Return every line of the records below verbatim, with no changes.

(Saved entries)
○ ○ ○ ○ ○

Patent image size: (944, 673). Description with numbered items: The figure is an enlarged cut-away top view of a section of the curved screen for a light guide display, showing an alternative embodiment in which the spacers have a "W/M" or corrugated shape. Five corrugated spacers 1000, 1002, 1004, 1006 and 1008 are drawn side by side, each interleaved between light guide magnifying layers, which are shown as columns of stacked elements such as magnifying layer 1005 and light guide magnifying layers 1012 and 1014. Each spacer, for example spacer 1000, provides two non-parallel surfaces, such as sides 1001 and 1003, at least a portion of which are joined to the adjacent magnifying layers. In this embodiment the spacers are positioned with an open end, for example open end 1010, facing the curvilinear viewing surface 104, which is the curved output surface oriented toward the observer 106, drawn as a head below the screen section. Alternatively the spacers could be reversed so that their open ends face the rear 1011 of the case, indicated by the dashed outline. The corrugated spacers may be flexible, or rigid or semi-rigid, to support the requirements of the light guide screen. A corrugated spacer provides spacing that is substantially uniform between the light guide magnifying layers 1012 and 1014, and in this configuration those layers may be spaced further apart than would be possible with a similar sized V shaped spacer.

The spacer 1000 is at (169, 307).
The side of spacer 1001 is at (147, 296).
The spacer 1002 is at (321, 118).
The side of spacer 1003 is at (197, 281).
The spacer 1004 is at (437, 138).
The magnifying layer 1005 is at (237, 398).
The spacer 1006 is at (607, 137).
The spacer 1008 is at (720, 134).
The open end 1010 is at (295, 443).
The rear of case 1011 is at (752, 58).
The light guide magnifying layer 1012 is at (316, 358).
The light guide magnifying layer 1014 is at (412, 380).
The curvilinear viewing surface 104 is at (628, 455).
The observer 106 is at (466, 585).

○ ○ ○ ○ ○

- [EXERCISE ANSWER]:
Patent image size: (944, 673). Description with numbered items: The figure is an enlarged cut-away top view of a section of the curved screen for a light guide display, showing an alternative embodiment in which the spacers have a "W/M" or corrugated shape. Five corrugated spacers 1000, 1002, 1004, 1006 and 1008 are drawn side by side, each interleaved between light guide magnifying layers, which are shown as columns of stacked elements such as magnifying layer 1005 and light guide magnifying layers 1012 and 1014. Each spacer, for example spacer 1000, provides two non-parallel surfaces, such as sides 1001 and 1003, at least a portion of which are joined to the adjacent magnifying layers. In this embodiment the spacers are positioned with an open end, for example open end 1010, facing the curvilinear viewing surface 104, which is the curved output surface oriented toward the observer 106, drawn as a head below the screen section. Alternatively the spacers could be reversed so that their open ends face the rear 1011 of the case, indicated by the dashed outline. The corrugated spacers may be flexible, or rigid or semi-rigid, to support the requirements of the light guide screen. A corrugated spacer provides spacing that is substantially uniform between the light guide magnifying layers 1012 and 1014, and in this configuration those layers may be spaced further apart than would be possible with a similar sized V shaped spacer.

The spacer 1000 is at (169, 307).
The side of spacer 1001 is at (147, 296).
The spacer 1002 is at (321, 118).
The side of spacer 1003 is at (197, 281).
The spacer 1004 is at (437, 138).
The magnifying layer 1005 is at (237, 398).
The spacer 1006 is at (607, 137).
The spacer 1008 is at (720, 134).
The open end 1010 is at (295, 443).
The rear of case 1011 is at (752, 58).
The light guide magnifying layer 1012 is at (316, 358).
The light guide magnifying layer 1014 is at (412, 380).
The curvilinear viewing surface 104 is at (628, 455).
The observer 106 is at (466, 585).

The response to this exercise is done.